[Dataset rows about figures]
-------

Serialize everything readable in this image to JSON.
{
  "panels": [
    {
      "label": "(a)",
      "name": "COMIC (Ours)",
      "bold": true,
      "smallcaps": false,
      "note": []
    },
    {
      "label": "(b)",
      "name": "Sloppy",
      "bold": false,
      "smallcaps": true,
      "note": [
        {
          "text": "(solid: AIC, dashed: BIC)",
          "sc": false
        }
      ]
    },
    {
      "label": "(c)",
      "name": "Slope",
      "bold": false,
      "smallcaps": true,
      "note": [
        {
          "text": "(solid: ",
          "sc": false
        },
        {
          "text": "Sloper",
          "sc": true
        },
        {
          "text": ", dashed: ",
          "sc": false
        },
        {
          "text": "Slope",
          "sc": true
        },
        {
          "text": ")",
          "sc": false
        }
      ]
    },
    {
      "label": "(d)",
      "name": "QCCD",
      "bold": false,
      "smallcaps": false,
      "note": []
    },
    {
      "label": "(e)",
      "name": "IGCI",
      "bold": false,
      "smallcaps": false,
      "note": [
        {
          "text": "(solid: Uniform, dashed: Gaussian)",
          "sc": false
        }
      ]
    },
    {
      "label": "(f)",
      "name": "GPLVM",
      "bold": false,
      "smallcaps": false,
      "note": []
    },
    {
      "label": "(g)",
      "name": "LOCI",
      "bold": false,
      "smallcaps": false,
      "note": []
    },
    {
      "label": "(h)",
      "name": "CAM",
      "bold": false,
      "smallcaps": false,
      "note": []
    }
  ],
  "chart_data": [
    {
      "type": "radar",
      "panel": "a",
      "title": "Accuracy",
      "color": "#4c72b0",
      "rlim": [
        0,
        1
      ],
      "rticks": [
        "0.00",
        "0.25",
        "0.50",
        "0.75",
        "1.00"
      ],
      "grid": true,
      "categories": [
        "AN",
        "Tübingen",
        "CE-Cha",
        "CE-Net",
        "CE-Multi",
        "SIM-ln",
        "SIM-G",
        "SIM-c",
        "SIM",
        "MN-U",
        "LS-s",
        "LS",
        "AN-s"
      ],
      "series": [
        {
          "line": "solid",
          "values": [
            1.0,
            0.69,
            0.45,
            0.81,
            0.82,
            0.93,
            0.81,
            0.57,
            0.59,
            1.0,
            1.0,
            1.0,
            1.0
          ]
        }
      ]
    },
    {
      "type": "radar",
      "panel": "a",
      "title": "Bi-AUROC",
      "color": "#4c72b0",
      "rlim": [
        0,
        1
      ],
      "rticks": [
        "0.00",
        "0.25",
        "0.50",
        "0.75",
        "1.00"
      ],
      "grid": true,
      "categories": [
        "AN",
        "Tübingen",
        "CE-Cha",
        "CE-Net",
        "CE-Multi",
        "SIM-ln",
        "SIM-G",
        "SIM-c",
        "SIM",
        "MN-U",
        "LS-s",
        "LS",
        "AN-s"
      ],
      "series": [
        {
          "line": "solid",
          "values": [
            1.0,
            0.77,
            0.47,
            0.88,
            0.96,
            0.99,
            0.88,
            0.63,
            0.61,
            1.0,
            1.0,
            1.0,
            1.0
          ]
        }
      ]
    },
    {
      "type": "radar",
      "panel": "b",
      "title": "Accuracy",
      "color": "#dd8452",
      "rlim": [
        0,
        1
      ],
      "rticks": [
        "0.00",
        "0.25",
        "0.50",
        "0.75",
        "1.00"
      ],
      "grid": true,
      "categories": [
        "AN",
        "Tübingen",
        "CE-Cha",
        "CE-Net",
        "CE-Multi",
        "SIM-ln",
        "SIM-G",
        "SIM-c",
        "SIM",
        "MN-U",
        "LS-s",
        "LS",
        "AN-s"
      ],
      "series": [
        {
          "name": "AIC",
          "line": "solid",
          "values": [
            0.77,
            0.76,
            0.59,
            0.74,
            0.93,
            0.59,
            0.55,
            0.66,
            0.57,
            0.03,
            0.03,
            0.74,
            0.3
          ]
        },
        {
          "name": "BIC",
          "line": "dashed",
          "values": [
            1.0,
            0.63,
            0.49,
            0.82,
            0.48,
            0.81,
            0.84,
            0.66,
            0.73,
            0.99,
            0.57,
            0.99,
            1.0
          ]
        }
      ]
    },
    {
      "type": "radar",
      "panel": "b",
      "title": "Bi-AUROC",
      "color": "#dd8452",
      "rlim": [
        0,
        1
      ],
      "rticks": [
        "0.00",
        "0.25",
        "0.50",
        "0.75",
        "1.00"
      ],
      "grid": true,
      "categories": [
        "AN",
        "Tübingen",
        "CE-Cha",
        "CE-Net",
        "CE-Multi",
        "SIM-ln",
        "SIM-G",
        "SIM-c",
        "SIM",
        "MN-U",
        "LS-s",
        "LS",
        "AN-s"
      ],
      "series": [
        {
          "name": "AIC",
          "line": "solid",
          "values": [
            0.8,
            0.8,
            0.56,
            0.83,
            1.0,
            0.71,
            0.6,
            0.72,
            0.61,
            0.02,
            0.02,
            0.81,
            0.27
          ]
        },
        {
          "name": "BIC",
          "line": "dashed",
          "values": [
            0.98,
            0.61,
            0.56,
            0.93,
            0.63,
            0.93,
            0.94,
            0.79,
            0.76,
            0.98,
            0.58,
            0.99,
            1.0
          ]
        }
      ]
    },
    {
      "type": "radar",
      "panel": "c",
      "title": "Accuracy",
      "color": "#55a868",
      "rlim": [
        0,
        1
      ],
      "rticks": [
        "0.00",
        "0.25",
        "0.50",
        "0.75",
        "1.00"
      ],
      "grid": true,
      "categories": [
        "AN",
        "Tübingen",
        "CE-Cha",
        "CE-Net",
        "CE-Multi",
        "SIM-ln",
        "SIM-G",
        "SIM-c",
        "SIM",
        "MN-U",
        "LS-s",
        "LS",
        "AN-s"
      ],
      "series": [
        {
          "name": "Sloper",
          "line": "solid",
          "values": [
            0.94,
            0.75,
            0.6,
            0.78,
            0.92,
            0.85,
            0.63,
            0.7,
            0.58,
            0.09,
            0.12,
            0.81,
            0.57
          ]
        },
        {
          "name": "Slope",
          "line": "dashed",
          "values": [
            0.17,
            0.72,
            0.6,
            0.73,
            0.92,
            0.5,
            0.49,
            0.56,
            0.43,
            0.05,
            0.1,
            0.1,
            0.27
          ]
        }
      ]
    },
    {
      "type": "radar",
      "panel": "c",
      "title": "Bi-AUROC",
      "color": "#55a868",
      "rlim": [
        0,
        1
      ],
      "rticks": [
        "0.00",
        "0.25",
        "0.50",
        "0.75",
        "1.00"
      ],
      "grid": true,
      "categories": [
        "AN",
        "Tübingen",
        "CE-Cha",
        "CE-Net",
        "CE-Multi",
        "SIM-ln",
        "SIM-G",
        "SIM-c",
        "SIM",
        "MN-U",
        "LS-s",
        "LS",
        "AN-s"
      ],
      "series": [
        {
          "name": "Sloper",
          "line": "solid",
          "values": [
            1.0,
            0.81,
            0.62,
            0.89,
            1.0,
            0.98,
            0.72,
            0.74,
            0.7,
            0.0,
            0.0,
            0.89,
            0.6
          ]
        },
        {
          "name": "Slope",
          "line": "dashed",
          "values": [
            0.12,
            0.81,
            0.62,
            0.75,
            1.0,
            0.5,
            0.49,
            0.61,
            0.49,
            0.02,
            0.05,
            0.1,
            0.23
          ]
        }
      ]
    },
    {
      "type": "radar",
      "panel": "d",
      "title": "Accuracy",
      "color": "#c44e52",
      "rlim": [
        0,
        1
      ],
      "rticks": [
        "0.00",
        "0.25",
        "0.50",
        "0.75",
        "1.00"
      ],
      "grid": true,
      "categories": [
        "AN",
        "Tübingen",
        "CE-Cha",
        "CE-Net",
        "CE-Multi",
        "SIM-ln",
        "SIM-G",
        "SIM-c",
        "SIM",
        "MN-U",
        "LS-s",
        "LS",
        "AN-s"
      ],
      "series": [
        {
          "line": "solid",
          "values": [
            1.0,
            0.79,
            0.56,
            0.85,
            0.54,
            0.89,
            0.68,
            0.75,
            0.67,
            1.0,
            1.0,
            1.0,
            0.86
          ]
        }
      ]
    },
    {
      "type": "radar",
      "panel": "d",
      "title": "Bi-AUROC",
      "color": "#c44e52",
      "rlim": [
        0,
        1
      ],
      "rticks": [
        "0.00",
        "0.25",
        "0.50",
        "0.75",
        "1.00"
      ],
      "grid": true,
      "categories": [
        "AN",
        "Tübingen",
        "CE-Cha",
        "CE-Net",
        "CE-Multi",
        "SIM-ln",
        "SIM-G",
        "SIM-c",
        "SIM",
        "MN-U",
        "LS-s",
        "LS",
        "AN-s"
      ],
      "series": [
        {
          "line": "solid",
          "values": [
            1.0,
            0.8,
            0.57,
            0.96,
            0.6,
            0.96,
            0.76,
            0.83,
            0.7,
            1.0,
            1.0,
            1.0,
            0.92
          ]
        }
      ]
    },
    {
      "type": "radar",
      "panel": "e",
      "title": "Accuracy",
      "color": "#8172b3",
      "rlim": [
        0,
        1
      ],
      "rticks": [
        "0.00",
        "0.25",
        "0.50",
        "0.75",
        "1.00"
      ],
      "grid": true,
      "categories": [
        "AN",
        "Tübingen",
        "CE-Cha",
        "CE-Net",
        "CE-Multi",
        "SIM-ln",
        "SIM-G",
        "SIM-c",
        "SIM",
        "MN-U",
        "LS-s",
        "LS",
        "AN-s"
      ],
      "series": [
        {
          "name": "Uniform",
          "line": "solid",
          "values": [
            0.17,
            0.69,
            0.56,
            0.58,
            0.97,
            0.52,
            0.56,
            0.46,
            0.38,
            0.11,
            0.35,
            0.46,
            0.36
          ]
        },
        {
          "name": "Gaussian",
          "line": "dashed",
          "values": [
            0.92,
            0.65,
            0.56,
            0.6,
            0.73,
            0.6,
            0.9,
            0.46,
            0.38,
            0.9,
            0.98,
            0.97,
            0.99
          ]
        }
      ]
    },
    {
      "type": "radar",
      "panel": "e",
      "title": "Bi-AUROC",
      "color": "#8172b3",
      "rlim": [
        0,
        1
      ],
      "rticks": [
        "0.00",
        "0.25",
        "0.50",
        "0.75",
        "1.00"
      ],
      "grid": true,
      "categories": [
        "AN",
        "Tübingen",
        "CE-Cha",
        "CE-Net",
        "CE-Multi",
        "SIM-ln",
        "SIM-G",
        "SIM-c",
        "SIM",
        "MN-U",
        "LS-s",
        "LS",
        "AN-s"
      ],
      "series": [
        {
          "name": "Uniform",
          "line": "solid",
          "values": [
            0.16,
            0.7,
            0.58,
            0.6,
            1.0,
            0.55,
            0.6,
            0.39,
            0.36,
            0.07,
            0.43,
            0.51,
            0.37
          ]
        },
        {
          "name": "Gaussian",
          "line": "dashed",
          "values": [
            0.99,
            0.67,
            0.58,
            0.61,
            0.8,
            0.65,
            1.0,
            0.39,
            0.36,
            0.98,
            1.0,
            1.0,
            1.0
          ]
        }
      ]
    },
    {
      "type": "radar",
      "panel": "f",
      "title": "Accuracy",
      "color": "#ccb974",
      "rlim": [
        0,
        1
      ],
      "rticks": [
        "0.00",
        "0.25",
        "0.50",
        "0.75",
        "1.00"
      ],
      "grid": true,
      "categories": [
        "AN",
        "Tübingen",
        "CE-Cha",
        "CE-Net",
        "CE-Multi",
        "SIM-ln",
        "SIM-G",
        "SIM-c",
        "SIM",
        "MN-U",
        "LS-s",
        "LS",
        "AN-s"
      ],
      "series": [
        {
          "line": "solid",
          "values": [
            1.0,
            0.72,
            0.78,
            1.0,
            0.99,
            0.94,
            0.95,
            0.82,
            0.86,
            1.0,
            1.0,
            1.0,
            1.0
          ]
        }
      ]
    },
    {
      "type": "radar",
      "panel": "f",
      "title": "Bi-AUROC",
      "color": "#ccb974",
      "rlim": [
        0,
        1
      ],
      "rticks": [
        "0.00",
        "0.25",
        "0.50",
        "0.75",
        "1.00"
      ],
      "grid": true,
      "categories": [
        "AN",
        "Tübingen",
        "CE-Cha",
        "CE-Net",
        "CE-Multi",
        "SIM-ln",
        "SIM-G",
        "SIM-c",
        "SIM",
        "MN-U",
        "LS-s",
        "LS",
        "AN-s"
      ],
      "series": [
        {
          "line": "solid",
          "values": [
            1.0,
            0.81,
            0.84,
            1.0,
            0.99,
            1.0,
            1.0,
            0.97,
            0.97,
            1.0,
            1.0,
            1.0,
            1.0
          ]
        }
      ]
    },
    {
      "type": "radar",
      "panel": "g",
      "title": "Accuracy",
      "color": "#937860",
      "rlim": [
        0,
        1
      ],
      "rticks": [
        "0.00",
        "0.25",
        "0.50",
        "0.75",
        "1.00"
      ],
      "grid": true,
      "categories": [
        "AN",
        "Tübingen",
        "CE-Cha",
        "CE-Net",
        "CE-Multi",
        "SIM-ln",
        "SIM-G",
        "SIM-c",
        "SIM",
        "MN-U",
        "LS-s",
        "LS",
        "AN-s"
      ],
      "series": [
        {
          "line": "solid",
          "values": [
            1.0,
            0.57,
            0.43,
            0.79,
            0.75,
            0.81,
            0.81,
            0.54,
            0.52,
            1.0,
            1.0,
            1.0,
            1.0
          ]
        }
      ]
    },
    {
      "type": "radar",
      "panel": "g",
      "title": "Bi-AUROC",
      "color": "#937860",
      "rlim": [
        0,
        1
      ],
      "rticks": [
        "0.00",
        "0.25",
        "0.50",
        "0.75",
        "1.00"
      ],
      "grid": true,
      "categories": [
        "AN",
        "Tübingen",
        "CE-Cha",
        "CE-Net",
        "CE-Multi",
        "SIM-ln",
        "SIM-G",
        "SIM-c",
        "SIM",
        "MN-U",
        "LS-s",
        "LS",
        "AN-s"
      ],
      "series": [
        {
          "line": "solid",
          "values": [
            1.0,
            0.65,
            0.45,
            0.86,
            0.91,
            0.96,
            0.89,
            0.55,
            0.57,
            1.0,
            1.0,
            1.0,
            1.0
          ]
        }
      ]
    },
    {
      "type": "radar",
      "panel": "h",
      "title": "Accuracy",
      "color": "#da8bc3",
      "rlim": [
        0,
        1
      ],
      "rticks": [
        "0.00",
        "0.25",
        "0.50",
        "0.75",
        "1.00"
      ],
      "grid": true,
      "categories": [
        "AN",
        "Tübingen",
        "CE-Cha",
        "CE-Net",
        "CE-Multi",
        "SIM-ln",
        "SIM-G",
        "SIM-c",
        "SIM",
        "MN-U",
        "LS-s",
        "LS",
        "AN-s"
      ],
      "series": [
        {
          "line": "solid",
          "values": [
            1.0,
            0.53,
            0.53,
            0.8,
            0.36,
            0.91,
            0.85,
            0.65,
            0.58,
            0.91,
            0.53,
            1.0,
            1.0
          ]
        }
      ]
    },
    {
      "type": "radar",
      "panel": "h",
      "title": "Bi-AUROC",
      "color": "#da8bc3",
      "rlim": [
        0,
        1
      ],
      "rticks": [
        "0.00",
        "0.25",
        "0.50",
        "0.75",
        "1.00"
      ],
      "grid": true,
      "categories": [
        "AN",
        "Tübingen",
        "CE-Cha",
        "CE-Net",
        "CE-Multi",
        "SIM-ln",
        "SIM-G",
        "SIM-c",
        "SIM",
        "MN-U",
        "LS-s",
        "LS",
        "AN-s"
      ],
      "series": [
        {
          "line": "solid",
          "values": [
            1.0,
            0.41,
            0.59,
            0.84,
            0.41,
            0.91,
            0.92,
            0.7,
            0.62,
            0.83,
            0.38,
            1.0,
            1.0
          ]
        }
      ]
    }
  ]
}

-------

Which lines include the word "label"? Copy every one of them.

=== RESULT FOR THIS TASK ===
      "label": "(a)",
      "label": "(b)",
      "label": "(c)",
      "label": "(d)",
      "label": "(e)",
      "label": "(f)",
      "label": "(g)",
      "label": "(h)",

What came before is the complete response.